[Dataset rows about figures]
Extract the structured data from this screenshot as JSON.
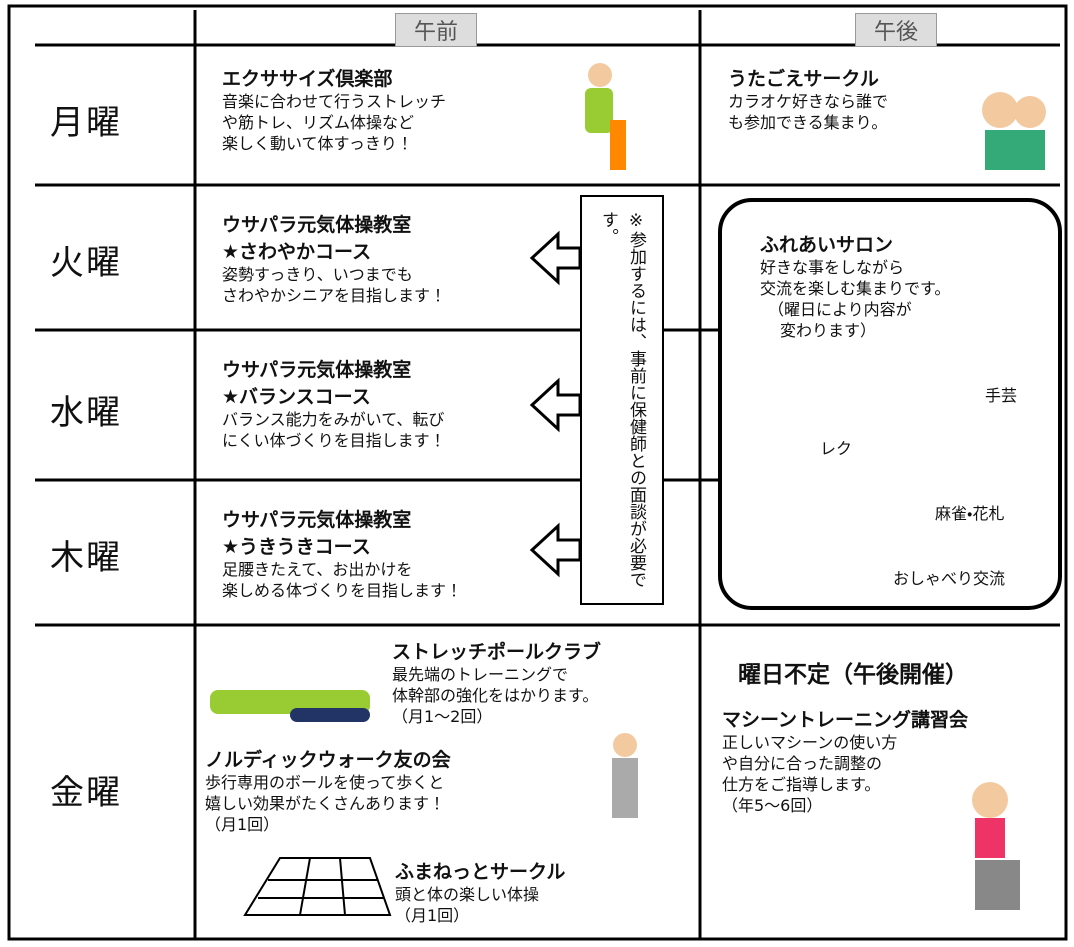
{
  "header": {
    "am": "午前",
    "pm": "午後"
  },
  "days": [
    "月曜",
    "火曜",
    "水曜",
    "木曜",
    "金曜"
  ],
  "monday_am": {
    "title": "エクササイズ倶楽部",
    "lines": [
      "音楽に合わせて行うストレッチ",
      "や筋トレ、リズム体操など",
      "楽しく動いて体すっきり！"
    ]
  },
  "monday_pm": {
    "title": "うたごえサークル",
    "lines": [
      "カラオケ好きなら誰で",
      "も参加できる集まり。"
    ]
  },
  "tuesday_am": {
    "title": "ウサパラ元気体操教室",
    "course": "★さわやかコース",
    "lines": [
      "姿勢すっきり、いつまでも",
      "さわやかシニアを目指します！"
    ]
  },
  "wednesday_am": {
    "title": "ウサパラ元気体操教室",
    "course": "★バランスコース",
    "lines": [
      "バランス能力をみがいて、転び",
      "にくい体づくりを目指します！"
    ]
  },
  "thursday_am": {
    "title": "ウサパラ元気体操教室",
    "course": "★うきうきコース",
    "lines": [
      "足腰きたえて、お出かけを",
      "楽しめる体づくりを目指します！"
    ]
  },
  "note": "※参加するには、事前に保健師との面談が必要です。",
  "salon": {
    "title": "ふれあいサロン",
    "lines": [
      "好きな事をしながら",
      "交流を楽しむ集まりです。",
      "（曜日により内容が",
      "変わります）"
    ],
    "activities": [
      "手芸",
      "レク",
      "麻雀・花札",
      "おしゃべり交流"
    ]
  },
  "friday_am": [
    {
      "title": "ストレッチポールクラブ",
      "lines": [
        "最先端のトレーニングで",
        "体幹部の強化をはかります。",
        "（月1～2回）"
      ]
    },
    {
      "title": "ノルディックウォーク友の会",
      "lines": [
        "歩行専用のボールを使って歩くと",
        "嬉しい効果がたくさんあります！",
        "（月1回）"
      ]
    },
    {
      "title": "ふまねっとサークル",
      "lines": [
        "頭と体の楽しい体操",
        "（月1回）"
      ]
    }
  ],
  "friday_pm": {
    "heading": "曜日不定（午後開催）",
    "title": "マシーントレーニング講習会",
    "lines": [
      "正しいマシーンの使い方",
      "や自分に合った調整の",
      "仕方をご指導します。",
      "（年5～6回）"
    ]
  }
}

▸ **TASK**
Reproduce all the entries that precede this task, word for word, minus any pictures.

▸ **RESULT OF THE TASK**
Extract the structured data from this screenshot as JSON.
{
  "header": {
    "am": "午前",
    "pm": "午後"
  },
  "days": [
    "月曜",
    "火曜",
    "水曜",
    "木曜",
    "金曜"
  ],
  "monday_am": {
    "title": "エクササイズ倶楽部",
    "lines": [
      "音楽に合わせて行うストレッチ",
      "や筋トレ、リズム体操など",
      "楽しく動いて体すっきり！"
    ]
  },
  "monday_pm": {
    "title": "うたごえサークル",
    "lines": [
      "カラオケ好きなら誰で",
      "も参加できる集まり。"
    ]
  },
  "tuesday_am": {
    "title": "ウサパラ元気体操教室",
    "course": "★さわやかコース",
    "lines": [
      "姿勢すっきり、いつまでも",
      "さわやかシニアを目指します！"
    ]
  },
  "wednesday_am": {
    "title": "ウサパラ元気体操教室",
    "course": "★バランスコース",
    "lines": [
      "バランス能力をみがいて、転び",
      "にくい体づくりを目指します！"
    ]
  },
  "thursday_am": {
    "title": "ウサパラ元気体操教室",
    "course": "★うきうきコース",
    "lines": [
      "足腰きたえて、お出かけを",
      "楽しめる体づくりを目指します！"
    ]
  },
  "note": "※参加するには、事前に保健師との面談が必要です。",
  "salon": {
    "title": "ふれあいサロン",
    "lines": [
      "好きな事をしながら",
      "交流を楽しむ集まりです。",
      "（曜日により内容が",
      "変わります）"
    ],
    "activities": [
      "手芸",
      "レク",
      "麻雀・花札",
      "おしゃべり交流"
    ]
  },
  "friday_am": [
    {
      "title": "ストレッチポールクラブ",
      "lines": [
        "最先端のトレーニングで",
        "体幹部の強化をはかります。",
        "（月1～2回）"
      ]
    },
    {
      "title": "ノルディックウォーク友の会",
      "lines": [
        "歩行専用のボールを使って歩くと",
        "嬉しい効果がたくさんあります！",
        "（月1回）"
      ]
    },
    {
      "title": "ふまねっとサークル",
      "lines": [
        "頭と体の楽しい体操",
        "（月1回）"
      ]
    }
  ],
  "friday_pm": {
    "heading": "曜日不定（午後開催）",
    "title": "マシーントレーニング講習会",
    "lines": [
      "正しいマシーンの使い方",
      "や自分に合った調整の",
      "仕方をご指導します。",
      "（年5～6回）"
    ]
  }
}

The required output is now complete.